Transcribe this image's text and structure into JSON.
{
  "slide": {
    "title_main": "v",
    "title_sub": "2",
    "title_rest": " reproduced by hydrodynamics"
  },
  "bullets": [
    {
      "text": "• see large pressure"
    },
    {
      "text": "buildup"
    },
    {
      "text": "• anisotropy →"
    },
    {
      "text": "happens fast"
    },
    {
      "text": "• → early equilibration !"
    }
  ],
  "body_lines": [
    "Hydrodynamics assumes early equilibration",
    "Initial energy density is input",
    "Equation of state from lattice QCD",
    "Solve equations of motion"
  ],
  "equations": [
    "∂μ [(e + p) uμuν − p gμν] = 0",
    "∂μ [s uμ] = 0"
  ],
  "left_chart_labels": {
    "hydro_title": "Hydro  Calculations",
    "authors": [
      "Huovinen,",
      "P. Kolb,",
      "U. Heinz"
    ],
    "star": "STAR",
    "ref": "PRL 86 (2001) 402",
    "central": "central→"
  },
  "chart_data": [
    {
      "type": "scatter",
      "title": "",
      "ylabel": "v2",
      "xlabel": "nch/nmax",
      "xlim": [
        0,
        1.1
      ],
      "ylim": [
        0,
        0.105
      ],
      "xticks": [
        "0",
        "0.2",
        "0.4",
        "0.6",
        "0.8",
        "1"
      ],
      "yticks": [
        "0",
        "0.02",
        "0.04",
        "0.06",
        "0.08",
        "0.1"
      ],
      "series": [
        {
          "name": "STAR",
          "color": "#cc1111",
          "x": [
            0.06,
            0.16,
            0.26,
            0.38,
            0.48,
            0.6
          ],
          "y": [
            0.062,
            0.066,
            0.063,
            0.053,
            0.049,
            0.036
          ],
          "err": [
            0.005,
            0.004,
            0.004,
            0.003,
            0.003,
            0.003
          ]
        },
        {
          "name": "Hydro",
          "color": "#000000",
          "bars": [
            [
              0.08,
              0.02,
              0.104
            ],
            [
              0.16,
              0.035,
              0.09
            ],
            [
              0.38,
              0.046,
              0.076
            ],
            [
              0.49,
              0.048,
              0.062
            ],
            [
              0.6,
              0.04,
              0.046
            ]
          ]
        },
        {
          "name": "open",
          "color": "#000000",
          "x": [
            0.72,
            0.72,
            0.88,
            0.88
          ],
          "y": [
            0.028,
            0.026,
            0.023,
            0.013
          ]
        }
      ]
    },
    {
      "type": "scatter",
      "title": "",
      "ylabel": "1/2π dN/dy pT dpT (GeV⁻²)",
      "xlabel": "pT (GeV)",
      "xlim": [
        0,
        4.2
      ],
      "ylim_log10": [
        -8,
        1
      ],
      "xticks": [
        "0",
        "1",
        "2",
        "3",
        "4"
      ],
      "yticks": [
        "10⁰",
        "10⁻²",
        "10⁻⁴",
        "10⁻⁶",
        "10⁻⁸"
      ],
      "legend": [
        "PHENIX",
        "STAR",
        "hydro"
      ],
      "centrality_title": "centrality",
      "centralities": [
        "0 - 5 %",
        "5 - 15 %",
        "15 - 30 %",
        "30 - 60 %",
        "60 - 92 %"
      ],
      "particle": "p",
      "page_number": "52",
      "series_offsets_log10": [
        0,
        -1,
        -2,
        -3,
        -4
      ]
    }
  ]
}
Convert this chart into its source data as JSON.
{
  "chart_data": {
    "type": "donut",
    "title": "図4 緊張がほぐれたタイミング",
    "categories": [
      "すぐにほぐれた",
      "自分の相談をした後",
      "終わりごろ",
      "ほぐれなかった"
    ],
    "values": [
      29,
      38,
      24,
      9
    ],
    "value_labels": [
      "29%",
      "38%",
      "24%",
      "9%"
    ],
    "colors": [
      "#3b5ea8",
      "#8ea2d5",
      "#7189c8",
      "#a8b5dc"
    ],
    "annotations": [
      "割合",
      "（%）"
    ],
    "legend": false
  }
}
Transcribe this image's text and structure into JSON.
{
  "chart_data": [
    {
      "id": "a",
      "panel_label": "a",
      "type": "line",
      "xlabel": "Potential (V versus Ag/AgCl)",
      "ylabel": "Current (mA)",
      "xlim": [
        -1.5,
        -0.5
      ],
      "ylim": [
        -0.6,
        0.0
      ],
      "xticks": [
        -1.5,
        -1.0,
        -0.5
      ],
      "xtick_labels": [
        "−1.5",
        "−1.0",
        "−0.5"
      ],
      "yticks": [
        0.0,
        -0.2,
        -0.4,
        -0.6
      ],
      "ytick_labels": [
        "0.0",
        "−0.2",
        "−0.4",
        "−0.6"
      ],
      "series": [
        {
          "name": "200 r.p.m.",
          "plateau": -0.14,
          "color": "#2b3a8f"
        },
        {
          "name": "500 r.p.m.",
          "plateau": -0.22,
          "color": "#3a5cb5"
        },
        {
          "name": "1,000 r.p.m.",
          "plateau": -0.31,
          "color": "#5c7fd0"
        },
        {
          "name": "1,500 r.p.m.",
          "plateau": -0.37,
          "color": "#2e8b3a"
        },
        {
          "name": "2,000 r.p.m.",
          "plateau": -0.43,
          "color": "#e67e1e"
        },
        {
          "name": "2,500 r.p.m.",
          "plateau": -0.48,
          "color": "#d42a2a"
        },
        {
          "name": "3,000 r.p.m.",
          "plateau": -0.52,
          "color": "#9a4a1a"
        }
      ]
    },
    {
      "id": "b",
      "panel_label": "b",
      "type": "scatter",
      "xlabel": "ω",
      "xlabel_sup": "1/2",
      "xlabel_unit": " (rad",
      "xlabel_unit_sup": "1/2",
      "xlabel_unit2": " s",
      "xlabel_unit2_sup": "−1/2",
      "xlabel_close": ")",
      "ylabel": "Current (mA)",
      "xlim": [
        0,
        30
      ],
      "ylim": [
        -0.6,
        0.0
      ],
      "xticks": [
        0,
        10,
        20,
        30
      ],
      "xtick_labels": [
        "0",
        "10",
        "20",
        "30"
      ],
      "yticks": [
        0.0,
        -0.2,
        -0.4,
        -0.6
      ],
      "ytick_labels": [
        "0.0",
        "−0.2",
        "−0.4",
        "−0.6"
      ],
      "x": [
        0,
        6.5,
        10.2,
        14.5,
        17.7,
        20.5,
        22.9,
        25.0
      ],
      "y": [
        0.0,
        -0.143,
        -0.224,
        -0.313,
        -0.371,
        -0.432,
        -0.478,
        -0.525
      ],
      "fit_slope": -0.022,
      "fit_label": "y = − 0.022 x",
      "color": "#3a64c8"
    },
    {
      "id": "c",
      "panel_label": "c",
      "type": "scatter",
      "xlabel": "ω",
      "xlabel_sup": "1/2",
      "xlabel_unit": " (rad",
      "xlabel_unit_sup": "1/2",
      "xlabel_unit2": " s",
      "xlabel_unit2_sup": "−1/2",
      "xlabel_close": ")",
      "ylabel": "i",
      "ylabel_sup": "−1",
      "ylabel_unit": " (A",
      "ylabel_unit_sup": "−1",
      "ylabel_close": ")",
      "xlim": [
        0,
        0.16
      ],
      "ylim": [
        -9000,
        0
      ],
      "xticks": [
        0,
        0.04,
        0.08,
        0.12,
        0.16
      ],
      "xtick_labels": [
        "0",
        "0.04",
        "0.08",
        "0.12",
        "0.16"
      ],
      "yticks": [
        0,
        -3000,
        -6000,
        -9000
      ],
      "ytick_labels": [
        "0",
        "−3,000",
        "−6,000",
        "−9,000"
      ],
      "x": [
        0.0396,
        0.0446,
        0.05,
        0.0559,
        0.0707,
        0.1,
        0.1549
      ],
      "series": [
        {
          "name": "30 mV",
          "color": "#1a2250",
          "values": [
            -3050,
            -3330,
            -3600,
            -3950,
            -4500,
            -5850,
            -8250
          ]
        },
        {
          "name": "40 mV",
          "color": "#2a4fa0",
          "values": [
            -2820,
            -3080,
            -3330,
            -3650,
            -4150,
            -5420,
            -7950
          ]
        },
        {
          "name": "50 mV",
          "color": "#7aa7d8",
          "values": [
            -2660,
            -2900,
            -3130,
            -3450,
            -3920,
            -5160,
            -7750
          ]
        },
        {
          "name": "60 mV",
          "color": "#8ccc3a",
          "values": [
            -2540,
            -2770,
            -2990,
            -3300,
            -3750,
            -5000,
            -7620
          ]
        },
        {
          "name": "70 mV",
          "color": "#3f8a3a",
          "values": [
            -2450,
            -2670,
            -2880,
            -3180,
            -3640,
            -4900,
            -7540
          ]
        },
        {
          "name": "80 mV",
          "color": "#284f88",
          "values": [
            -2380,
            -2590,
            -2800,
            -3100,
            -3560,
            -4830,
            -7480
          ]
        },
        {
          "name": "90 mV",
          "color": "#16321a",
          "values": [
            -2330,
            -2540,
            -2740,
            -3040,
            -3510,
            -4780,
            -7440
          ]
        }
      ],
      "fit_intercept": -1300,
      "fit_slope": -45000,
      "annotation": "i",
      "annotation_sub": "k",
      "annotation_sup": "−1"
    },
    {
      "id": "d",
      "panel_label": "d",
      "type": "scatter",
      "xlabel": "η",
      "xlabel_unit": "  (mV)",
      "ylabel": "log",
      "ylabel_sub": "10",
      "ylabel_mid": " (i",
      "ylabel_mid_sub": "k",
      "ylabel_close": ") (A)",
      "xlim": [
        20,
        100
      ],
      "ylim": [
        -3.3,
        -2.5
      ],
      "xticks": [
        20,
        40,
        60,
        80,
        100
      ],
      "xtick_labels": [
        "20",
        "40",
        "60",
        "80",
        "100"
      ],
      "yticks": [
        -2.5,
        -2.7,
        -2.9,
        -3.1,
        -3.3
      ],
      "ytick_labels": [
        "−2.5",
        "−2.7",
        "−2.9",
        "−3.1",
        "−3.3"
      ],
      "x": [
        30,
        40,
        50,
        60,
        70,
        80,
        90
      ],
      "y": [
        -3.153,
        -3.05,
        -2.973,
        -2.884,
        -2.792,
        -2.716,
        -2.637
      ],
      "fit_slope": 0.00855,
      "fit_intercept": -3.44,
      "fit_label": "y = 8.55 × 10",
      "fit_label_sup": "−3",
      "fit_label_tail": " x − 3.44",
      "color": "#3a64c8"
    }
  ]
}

* GOAL OF THE EXERCISE:
Determine how many lines in the data above contain the string "early". Give nothing except the number.

* OUTPUT BELOW:
2